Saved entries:
┄┄┄┄┄┄

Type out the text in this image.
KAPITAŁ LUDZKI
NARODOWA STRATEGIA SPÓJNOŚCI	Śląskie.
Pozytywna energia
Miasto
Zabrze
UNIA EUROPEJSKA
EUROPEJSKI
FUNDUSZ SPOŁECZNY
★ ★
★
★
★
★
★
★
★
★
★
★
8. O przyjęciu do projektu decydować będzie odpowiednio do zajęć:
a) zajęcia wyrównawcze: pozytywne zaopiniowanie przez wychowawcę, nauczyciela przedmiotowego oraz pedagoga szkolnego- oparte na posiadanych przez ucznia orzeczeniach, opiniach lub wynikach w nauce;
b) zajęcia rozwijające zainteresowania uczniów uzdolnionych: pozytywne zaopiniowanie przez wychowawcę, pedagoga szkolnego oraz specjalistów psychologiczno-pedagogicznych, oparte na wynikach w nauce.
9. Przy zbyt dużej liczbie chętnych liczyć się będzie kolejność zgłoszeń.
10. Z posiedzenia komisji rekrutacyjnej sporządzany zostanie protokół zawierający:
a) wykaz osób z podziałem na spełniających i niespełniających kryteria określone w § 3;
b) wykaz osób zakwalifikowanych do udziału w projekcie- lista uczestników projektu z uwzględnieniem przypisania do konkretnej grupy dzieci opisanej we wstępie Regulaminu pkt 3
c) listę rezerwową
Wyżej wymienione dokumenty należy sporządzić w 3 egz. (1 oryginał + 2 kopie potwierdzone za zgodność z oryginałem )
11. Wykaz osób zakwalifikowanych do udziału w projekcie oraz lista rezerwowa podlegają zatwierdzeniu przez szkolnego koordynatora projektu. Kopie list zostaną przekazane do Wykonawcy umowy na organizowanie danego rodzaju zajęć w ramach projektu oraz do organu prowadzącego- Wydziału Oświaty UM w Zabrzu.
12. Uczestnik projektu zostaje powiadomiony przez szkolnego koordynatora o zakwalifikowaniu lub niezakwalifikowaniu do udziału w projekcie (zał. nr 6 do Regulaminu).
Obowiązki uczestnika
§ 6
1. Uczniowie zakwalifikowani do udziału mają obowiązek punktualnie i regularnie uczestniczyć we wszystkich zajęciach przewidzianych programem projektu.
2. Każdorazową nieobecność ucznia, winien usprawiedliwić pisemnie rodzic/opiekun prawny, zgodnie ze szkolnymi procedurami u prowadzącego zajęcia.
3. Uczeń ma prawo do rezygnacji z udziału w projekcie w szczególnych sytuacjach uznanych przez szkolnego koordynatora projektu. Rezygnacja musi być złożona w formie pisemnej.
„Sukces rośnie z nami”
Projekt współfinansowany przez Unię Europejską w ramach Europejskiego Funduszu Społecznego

┄┄┄┄┄┄

Restate the data above word for word.

Type out the text in this image.
KAPITAŁ LUDZKI
NARODOWA STRATEGIA SPÓJNOŚCI	Śląskie.
Pozytywna energia
Miasto
Zabrze
UNIA EUROPEJSKA
EUROPEJSKI
FUNDUSZ SPOŁECZNY
★ ★
★
★
★
★
★
★
★
★
★
★
8. O przyjęciu do projektu decydować będzie odpowiednio do zajęć:
a) zajęcia wyrównawcze: pozytywne zaopiniowanie przez wychowawcę, nauczyciela przedmiotowego oraz pedagoga szkolnego- oparte na posiadanych przez ucznia orzeczeniach, opiniach lub wynikach w nauce;
b) zajęcia rozwijające zainteresowania uczniów uzdolnionych: pozytywne zaopiniowanie przez wychowawcę, pedagoga szkolnego oraz specjalistów psychologiczno-pedagogicznych, oparte na wynikach w nauce.
9. Przy zbyt dużej liczbie chętnych liczyć się będzie kolejność zgłoszeń.
10. Z posiedzenia komisji rekrutacyjnej sporządzany zostanie protokół zawierający:
a) wykaz osób z podziałem na spełniających i niespełniających kryteria określone w § 3;
b) wykaz osób zakwalifikowanych do udziału w projekcie- lista uczestników projektu z uwzględnieniem przypisania do konkretnej grupy dzieci opisanej we wstępie Regulaminu pkt 3
c) listę rezerwową
Wyżej wymienione dokumenty należy sporządzić w 3 egz. (1 oryginał + 2 kopie potwierdzone za zgodność z oryginałem )
11. Wykaz osób zakwalifikowanych do udziału w projekcie oraz lista rezerwowa podlegają zatwierdzeniu przez szkolnego koordynatora projektu. Kopie list zostaną przekazane do Wykonawcy umowy na organizowanie danego rodzaju zajęć w ramach projektu oraz do organu prowadzącego- Wydziału Oświaty UM w Zabrzu.
12. Uczestnik projektu zostaje powiadomiony przez szkolnego koordynatora o zakwalifikowaniu lub niezakwalifikowaniu do udziału w projekcie (zał. nr 6 do Regulaminu).
Obowiązki uczestnika
§ 6
1. Uczniowie zakwalifikowani do udziału mają obowiązek punktualnie i regularnie uczestniczyć we wszystkich zajęciach przewidzianych programem projektu.
2. Każdorazową nieobecność ucznia, winien usprawiedliwić pisemnie rodzic/opiekun prawny, zgodnie ze szkolnymi procedurami u prowadzącego zajęcia.
3. Uczeń ma prawo do rezygnacji z udziału w projekcie w szczególnych sytuacjach uznanych przez szkolnego koordynatora projektu. Rezygnacja musi być złożona w formie pisemnej.
„Sukces rośnie z nami”
Projekt współfinansowany przez Unię Europejską w ramach Europejskiego Funduszu Społecznego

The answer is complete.